-- Start of Exercise data --

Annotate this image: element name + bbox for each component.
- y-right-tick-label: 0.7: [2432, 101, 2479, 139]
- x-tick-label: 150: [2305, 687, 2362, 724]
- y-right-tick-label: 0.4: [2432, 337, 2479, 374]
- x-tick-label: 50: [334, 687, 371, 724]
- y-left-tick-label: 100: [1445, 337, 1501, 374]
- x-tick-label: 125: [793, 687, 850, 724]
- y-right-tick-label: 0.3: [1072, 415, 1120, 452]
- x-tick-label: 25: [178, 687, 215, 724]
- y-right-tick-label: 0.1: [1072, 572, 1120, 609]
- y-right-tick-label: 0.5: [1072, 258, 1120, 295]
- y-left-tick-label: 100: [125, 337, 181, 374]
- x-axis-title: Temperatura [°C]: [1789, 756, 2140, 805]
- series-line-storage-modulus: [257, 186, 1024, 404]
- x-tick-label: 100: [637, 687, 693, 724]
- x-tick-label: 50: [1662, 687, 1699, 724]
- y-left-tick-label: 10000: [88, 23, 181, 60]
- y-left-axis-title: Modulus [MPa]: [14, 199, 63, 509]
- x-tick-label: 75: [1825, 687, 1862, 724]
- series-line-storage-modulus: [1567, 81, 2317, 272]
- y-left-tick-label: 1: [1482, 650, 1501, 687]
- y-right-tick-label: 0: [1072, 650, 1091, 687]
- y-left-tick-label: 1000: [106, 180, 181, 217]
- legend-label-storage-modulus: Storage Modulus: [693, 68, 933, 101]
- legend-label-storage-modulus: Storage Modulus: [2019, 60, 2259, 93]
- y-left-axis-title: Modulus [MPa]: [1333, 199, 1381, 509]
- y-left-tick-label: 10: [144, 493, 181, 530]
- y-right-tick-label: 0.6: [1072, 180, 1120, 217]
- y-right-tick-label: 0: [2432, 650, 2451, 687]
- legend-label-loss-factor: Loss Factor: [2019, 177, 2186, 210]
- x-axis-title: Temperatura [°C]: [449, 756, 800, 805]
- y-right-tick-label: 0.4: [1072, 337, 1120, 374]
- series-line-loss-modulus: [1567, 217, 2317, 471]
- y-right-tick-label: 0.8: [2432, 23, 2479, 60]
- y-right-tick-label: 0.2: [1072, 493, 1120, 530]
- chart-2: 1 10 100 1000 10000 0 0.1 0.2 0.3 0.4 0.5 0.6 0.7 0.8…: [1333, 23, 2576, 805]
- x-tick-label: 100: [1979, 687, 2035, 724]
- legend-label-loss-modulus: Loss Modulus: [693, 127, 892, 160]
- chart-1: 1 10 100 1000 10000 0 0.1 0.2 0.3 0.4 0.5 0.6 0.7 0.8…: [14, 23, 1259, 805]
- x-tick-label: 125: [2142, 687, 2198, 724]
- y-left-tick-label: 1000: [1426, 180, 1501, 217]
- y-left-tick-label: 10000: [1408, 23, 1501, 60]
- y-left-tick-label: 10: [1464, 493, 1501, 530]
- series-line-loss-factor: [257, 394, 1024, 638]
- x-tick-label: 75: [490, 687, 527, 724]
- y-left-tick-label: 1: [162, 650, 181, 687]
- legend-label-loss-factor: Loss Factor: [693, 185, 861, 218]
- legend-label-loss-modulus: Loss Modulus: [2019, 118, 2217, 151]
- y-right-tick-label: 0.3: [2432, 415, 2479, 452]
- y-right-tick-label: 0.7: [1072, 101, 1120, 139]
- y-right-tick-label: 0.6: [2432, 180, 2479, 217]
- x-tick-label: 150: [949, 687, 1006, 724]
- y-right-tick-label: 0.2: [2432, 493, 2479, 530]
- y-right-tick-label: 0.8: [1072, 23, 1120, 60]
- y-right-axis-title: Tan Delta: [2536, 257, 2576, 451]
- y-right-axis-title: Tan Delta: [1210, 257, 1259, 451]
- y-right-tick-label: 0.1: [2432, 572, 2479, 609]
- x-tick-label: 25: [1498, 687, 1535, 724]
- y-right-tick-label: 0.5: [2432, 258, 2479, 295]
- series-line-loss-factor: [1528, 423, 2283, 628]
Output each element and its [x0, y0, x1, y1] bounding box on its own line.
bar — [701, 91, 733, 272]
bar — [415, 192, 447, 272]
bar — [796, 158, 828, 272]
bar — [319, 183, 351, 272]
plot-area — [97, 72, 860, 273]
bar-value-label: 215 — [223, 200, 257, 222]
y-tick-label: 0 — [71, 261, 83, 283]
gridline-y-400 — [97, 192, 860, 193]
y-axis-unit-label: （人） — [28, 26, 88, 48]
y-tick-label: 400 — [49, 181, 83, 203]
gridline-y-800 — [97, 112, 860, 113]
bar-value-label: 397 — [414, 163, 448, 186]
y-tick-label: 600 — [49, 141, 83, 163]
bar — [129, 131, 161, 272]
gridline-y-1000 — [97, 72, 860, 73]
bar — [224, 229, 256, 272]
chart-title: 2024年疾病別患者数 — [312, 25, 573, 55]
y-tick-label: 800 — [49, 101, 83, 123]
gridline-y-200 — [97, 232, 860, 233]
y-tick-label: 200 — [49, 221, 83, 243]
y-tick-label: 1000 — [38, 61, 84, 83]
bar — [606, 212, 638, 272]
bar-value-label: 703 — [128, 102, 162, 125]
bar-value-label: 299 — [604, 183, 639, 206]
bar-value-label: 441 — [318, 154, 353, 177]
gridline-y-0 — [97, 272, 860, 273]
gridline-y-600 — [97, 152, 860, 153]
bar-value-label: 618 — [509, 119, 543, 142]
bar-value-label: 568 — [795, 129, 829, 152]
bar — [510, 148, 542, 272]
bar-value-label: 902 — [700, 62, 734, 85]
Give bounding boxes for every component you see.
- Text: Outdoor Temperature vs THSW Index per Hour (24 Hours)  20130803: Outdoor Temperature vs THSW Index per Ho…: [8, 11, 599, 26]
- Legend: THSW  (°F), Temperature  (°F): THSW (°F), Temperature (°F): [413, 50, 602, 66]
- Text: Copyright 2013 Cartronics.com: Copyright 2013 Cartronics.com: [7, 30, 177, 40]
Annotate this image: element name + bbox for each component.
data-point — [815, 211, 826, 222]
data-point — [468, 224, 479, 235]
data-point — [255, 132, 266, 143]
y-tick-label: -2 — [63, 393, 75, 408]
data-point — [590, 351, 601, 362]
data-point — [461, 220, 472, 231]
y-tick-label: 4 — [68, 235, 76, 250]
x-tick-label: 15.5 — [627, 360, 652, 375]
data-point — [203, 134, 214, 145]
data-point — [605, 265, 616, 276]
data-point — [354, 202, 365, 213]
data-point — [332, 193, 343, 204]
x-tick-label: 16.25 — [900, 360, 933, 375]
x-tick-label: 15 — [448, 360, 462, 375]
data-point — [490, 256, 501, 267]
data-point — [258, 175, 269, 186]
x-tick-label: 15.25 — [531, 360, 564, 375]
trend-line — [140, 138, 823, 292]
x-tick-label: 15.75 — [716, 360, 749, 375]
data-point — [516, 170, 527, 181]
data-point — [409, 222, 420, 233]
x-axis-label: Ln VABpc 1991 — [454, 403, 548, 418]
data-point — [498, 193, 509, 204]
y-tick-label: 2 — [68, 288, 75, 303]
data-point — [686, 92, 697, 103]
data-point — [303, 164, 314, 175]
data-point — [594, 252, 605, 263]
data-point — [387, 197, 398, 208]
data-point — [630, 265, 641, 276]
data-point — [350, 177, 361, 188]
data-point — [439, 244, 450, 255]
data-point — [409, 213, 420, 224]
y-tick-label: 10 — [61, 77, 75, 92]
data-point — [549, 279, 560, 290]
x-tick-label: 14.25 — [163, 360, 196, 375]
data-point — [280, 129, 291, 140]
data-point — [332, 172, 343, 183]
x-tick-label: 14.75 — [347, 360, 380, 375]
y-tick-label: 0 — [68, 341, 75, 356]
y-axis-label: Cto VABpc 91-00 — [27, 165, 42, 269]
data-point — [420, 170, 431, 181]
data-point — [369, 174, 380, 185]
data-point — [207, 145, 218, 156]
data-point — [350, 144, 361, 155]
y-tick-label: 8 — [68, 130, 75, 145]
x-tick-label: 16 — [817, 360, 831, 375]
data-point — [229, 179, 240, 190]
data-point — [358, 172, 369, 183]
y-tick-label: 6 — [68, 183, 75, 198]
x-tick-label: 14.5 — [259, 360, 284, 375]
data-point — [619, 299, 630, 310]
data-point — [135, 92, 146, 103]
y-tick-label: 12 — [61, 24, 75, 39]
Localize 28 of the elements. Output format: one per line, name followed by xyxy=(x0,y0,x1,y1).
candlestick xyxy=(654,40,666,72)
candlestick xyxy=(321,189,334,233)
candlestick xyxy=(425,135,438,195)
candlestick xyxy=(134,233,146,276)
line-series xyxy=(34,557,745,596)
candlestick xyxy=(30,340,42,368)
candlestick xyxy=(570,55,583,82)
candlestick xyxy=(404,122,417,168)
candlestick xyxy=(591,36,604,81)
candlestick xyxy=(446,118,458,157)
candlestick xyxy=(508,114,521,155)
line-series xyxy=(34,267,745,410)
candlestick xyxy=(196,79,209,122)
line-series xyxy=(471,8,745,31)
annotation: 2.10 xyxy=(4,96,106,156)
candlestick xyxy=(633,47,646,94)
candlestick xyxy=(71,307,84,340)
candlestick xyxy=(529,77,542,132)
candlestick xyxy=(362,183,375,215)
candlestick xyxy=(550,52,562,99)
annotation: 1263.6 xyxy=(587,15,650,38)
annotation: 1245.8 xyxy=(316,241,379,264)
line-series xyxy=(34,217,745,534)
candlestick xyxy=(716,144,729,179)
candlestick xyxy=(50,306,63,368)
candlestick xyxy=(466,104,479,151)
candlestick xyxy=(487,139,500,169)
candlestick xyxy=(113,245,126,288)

-- End of Exercise data --

*Problem description*: Reproduce the items above word for word, from the start of the items through the line containing "- x-axis-title: Temperatura [°C]: [449, 756, 800, 805]", including that line.

*Solution for this exercise*:
Annotate this image: element name + bbox for each component.
- y-right-tick-label: 0.7: [2432, 101, 2479, 139]
- x-tick-label: 150: [2305, 687, 2362, 724]
- y-right-tick-label: 0.4: [2432, 337, 2479, 374]
- x-tick-label: 50: [334, 687, 371, 724]
- y-left-tick-label: 100: [1445, 337, 1501, 374]
- x-tick-label: 125: [793, 687, 850, 724]
- y-right-tick-label: 0.3: [1072, 415, 1120, 452]
- x-tick-label: 25: [178, 687, 215, 724]
- y-right-tick-label: 0.1: [1072, 572, 1120, 609]
- y-right-tick-label: 0.5: [1072, 258, 1120, 295]
- y-left-tick-label: 100: [125, 337, 181, 374]
- x-axis-title: Temperatura [°C]: [1789, 756, 2140, 805]
- series-line-storage-modulus: [257, 186, 1024, 404]
- x-tick-label: 100: [637, 687, 693, 724]
- x-tick-label: 50: [1662, 687, 1699, 724]
- y-left-tick-label: 10000: [88, 23, 181, 60]
- y-left-axis-title: Modulus [MPa]: [14, 199, 63, 509]
- x-tick-label: 75: [1825, 687, 1862, 724]
- series-line-storage-modulus: [1567, 81, 2317, 272]
- y-left-tick-label: 1: [1482, 650, 1501, 687]
- y-right-tick-label: 0: [1072, 650, 1091, 687]
- y-left-tick-label: 1000: [106, 180, 181, 217]
- legend-label-storage-modulus: Storage Modulus: [693, 68, 933, 101]
- legend-label-storage-modulus: Storage Modulus: [2019, 60, 2259, 93]
- y-left-axis-title: Modulus [MPa]: [1333, 199, 1381, 509]
- y-left-tick-label: 10: [144, 493, 181, 530]
- y-right-tick-label: 0.6: [1072, 180, 1120, 217]
- y-right-tick-label: 0: [2432, 650, 2451, 687]
- legend-label-loss-factor: Loss Factor: [2019, 177, 2186, 210]
- x-axis-title: Temperatura [°C]: [449, 756, 800, 805]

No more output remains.